┌────────

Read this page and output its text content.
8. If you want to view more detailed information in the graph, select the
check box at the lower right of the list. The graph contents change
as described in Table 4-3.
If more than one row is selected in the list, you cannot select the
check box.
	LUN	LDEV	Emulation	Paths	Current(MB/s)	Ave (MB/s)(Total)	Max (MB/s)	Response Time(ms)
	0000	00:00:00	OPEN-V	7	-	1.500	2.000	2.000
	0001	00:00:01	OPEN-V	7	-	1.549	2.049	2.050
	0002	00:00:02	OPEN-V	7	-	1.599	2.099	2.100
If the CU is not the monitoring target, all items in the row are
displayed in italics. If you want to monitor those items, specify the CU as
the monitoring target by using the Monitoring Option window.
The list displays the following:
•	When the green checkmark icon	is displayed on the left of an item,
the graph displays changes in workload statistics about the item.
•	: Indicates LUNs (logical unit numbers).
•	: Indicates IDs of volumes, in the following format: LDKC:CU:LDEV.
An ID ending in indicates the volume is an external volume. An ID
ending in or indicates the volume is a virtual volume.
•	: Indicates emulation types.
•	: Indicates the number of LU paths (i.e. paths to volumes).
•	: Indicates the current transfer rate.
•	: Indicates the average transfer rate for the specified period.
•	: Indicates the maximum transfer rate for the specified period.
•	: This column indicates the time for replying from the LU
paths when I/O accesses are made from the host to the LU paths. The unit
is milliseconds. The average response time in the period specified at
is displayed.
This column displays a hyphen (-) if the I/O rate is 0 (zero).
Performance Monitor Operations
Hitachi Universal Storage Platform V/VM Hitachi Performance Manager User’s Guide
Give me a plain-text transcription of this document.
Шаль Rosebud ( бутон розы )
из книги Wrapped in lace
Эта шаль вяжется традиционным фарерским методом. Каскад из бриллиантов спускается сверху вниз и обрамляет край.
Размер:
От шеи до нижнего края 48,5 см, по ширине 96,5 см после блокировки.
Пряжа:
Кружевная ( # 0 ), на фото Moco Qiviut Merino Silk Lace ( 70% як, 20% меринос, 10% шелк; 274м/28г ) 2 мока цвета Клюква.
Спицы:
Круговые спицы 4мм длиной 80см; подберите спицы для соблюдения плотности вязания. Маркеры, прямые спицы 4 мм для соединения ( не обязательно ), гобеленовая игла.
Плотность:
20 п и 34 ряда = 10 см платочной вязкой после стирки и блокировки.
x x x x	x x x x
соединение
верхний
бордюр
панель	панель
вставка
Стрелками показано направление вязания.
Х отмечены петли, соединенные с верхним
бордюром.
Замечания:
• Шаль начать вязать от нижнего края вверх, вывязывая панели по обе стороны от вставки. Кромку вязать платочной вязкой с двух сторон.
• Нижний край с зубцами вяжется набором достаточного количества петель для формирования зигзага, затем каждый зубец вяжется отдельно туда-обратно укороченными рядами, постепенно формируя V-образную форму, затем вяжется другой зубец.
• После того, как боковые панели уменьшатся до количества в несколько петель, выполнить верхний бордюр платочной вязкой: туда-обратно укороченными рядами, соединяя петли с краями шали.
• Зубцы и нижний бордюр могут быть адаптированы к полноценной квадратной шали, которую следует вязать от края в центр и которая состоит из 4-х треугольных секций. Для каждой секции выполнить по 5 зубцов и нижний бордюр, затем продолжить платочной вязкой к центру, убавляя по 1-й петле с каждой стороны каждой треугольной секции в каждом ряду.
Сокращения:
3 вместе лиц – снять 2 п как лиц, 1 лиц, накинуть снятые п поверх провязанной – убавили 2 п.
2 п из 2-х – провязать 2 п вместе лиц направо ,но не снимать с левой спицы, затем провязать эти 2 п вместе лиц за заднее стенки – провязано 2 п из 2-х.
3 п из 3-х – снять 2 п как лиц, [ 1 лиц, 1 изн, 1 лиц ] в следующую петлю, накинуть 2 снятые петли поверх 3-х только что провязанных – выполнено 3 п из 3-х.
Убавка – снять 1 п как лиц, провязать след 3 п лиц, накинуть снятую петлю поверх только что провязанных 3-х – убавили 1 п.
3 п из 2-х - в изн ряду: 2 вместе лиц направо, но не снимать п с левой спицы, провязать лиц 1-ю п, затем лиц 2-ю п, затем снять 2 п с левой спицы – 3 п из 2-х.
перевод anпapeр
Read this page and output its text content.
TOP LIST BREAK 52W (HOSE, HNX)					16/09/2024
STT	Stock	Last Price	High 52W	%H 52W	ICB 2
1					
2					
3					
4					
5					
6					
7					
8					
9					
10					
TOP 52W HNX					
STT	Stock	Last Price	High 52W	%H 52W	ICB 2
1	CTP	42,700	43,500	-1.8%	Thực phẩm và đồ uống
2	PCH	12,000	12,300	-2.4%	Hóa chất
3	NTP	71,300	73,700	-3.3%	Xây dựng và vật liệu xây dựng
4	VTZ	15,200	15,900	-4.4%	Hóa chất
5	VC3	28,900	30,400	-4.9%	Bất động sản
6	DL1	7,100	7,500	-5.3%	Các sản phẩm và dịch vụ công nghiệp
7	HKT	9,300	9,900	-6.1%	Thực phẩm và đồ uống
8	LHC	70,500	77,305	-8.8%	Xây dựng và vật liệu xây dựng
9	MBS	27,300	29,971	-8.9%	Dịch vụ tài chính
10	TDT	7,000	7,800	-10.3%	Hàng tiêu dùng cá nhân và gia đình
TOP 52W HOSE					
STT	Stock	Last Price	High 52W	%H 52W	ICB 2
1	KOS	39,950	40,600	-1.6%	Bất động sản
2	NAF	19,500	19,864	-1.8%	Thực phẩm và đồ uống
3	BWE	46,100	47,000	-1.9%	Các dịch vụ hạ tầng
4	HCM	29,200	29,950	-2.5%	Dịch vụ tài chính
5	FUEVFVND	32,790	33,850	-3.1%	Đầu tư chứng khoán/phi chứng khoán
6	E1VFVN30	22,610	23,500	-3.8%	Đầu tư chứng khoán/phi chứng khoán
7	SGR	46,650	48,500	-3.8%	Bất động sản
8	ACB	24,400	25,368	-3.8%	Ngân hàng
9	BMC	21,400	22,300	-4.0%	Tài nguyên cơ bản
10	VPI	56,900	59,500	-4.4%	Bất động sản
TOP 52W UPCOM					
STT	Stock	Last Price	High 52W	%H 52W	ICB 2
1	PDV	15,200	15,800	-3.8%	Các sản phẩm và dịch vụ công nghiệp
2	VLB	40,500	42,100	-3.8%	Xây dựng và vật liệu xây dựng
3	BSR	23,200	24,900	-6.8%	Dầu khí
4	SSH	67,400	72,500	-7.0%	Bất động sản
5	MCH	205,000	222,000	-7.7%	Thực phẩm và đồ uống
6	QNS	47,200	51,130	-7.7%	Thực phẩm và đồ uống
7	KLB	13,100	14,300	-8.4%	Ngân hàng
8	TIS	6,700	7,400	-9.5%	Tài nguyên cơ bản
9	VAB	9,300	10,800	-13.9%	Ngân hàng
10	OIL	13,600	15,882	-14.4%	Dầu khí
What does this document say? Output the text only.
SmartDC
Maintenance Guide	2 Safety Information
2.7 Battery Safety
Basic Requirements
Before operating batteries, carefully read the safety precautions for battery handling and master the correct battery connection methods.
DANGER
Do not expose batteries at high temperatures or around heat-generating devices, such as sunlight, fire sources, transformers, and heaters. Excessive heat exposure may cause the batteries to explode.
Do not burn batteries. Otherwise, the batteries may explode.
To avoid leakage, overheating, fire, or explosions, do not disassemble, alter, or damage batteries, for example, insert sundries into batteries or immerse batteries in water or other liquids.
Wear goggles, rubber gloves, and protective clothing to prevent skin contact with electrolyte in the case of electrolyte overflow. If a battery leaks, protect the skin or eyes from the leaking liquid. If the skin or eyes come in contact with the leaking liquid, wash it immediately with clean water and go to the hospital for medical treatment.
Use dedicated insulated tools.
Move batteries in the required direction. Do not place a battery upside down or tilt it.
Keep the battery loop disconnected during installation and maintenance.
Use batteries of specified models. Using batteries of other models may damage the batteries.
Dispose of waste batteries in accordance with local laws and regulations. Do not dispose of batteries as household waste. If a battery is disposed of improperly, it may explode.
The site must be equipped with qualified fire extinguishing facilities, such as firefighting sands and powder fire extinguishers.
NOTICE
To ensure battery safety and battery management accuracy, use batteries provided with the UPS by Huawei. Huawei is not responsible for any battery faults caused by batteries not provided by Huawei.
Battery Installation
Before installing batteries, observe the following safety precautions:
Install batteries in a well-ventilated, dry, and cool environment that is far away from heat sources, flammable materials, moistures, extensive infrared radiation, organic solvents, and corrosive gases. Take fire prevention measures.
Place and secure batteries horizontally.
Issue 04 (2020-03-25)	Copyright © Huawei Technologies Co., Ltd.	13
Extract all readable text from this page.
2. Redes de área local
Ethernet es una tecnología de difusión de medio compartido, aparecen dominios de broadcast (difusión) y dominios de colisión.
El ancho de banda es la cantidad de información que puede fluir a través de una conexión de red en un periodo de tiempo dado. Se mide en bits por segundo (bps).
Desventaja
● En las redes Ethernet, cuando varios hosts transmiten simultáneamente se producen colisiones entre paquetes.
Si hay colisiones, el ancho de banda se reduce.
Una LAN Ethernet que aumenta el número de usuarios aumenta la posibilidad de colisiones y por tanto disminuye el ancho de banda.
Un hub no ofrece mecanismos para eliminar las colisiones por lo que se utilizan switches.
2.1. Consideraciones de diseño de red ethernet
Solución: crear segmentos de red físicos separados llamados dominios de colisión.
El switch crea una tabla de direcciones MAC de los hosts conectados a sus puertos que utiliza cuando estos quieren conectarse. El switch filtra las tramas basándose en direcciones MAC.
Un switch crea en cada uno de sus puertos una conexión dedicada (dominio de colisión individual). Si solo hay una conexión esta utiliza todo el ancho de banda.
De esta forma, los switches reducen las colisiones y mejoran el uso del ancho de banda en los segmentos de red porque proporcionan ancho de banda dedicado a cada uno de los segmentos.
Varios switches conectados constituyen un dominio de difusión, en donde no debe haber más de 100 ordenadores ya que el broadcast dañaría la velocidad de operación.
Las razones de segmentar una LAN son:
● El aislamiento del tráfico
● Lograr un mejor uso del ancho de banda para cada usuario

└────────

● **THE TASK**: Copy all lines from the data that hold the word "накинуть".

● **PROBLEM SOLUTION**:
3 вместе лиц – снять 2 п как лиц, 1 лиц, накинуть снятые п поверх провязанной – убавили 2 п.
3 п из 3-х – снять 2 п как лиц, [ 1 лиц, 1 изн, 1 лиц ] в следующую петлю, накинуть 2 снятые петли поверх 3-х только что провязанных – выполнено 3 п из 3-х.
Убавка – снять 1 п как лиц, провязать след 3 п лиц, накинуть снятую петлю поверх только что провязанных 3-х – убавили 1 п.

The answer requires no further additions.